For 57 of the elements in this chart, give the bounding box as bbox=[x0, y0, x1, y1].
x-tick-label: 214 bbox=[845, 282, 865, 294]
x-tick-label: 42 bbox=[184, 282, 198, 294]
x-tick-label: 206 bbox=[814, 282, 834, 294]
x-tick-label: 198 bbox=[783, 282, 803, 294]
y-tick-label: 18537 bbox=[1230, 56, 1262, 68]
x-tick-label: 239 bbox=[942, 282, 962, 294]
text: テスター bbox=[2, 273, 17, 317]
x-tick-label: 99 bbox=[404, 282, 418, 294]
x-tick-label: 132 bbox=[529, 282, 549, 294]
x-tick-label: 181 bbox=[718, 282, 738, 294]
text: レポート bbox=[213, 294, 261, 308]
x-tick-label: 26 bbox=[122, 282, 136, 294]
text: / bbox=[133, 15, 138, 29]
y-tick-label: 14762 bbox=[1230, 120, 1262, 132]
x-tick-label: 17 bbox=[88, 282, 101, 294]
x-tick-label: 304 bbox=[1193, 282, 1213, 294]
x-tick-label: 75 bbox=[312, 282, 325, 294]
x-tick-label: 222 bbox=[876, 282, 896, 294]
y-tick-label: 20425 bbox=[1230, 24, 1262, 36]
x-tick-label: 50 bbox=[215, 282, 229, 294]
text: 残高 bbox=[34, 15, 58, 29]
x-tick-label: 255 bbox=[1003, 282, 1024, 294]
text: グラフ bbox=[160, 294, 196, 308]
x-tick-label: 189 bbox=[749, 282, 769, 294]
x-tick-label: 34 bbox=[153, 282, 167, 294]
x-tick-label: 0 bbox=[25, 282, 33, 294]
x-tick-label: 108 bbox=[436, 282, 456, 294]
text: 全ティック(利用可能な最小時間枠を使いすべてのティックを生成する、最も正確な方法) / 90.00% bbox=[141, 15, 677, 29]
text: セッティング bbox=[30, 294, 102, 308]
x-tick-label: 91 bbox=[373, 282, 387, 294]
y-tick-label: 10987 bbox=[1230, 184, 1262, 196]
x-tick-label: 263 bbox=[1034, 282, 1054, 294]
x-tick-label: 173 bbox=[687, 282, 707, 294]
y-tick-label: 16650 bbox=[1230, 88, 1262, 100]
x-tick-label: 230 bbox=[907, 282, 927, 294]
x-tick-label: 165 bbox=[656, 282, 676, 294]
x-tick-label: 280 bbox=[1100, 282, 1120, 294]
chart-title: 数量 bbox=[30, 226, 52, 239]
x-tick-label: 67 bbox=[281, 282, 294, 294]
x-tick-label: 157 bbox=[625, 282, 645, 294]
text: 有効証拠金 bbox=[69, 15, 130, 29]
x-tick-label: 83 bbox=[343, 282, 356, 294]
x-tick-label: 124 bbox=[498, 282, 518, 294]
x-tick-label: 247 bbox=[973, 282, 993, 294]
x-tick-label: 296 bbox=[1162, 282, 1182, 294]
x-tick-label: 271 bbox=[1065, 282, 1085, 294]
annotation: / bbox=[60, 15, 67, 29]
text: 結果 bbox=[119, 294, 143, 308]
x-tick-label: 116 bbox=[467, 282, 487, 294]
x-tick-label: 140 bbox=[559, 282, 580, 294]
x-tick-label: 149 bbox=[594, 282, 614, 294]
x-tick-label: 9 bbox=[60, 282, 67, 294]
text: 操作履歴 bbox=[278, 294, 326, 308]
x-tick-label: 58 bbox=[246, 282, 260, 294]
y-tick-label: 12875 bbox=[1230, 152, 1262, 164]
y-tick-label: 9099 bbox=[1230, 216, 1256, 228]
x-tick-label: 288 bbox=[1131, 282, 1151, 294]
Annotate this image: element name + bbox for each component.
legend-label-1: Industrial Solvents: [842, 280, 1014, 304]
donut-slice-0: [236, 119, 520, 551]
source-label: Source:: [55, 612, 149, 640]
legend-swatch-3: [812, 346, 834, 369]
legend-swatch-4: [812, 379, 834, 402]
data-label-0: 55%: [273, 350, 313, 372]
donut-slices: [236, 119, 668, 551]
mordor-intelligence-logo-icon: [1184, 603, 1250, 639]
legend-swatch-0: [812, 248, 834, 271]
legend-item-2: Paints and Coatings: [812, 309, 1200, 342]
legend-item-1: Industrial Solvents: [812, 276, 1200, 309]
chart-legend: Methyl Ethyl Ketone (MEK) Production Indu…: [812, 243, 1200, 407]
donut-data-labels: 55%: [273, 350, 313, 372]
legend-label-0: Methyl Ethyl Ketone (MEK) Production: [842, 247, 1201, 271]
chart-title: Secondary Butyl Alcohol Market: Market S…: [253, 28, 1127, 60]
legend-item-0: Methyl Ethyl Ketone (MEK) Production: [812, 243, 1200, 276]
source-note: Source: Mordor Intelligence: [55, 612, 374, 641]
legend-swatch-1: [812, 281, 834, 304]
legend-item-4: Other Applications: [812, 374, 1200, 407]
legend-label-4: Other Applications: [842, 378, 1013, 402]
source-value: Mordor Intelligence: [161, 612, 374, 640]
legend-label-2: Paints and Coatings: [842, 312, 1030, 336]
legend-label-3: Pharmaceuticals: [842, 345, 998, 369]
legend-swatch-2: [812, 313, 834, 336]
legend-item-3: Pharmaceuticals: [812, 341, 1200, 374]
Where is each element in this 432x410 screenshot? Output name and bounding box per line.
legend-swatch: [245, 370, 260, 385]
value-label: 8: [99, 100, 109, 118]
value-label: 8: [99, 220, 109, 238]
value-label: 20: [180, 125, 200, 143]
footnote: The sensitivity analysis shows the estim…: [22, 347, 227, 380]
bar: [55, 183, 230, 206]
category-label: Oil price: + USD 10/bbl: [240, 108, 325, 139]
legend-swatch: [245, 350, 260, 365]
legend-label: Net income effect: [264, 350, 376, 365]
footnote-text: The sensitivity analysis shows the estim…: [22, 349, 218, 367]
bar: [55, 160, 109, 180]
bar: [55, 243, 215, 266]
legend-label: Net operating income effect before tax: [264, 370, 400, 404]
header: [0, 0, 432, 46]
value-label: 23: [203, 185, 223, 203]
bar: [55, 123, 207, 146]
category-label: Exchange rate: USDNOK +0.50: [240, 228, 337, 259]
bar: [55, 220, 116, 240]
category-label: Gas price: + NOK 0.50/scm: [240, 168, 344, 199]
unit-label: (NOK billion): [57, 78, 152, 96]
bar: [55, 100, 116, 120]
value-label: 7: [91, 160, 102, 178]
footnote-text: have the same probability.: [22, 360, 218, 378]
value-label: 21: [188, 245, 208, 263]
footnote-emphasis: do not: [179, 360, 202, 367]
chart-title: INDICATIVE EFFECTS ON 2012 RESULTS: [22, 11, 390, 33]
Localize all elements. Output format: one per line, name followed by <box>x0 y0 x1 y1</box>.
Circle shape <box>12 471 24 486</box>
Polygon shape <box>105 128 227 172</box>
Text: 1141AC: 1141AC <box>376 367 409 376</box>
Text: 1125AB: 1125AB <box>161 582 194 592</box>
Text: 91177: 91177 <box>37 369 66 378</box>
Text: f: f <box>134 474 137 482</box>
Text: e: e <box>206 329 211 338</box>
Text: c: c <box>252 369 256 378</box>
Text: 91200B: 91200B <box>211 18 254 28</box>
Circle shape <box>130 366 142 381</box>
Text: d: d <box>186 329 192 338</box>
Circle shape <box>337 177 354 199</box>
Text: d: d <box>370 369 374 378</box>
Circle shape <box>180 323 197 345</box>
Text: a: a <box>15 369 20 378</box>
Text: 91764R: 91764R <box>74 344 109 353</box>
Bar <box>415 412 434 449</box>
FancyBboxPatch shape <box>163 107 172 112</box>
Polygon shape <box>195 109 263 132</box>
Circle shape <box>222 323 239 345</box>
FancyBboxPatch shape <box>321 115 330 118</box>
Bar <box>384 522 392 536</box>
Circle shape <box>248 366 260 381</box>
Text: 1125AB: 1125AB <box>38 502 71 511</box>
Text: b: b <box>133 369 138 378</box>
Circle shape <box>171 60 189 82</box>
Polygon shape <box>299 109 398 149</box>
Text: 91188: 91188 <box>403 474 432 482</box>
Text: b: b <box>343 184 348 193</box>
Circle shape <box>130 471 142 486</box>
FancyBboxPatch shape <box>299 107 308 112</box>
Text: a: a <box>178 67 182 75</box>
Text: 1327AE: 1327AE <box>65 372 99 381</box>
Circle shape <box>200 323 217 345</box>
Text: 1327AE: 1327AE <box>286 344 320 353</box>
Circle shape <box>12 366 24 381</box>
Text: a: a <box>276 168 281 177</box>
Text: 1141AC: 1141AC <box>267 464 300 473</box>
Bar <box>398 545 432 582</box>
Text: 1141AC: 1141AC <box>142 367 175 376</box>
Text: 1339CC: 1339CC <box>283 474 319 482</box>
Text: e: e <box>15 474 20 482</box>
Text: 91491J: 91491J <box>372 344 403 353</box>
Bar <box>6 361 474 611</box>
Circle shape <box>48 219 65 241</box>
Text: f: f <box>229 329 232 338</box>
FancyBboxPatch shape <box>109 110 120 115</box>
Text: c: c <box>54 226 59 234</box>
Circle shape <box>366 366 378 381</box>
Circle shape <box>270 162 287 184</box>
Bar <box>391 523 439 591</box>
_ _ _ _
#### [TASK DESCRIPTION]
Quote the records above from the first line through the line that contains "x-tick-label: 132 bbox=[529, 282, 549, 294]", including both of those lines.

#### [EXERCISE RESPONSE]
For 57 of the elements in this chart, give the bounding box as bbox=[x0, y0, x1, y1].
x-tick-label: 214 bbox=[845, 282, 865, 294]
x-tick-label: 42 bbox=[184, 282, 198, 294]
x-tick-label: 206 bbox=[814, 282, 834, 294]
x-tick-label: 198 bbox=[783, 282, 803, 294]
y-tick-label: 18537 bbox=[1230, 56, 1262, 68]
x-tick-label: 239 bbox=[942, 282, 962, 294]
text: テスター bbox=[2, 273, 17, 317]
x-tick-label: 99 bbox=[404, 282, 418, 294]
x-tick-label: 132 bbox=[529, 282, 549, 294]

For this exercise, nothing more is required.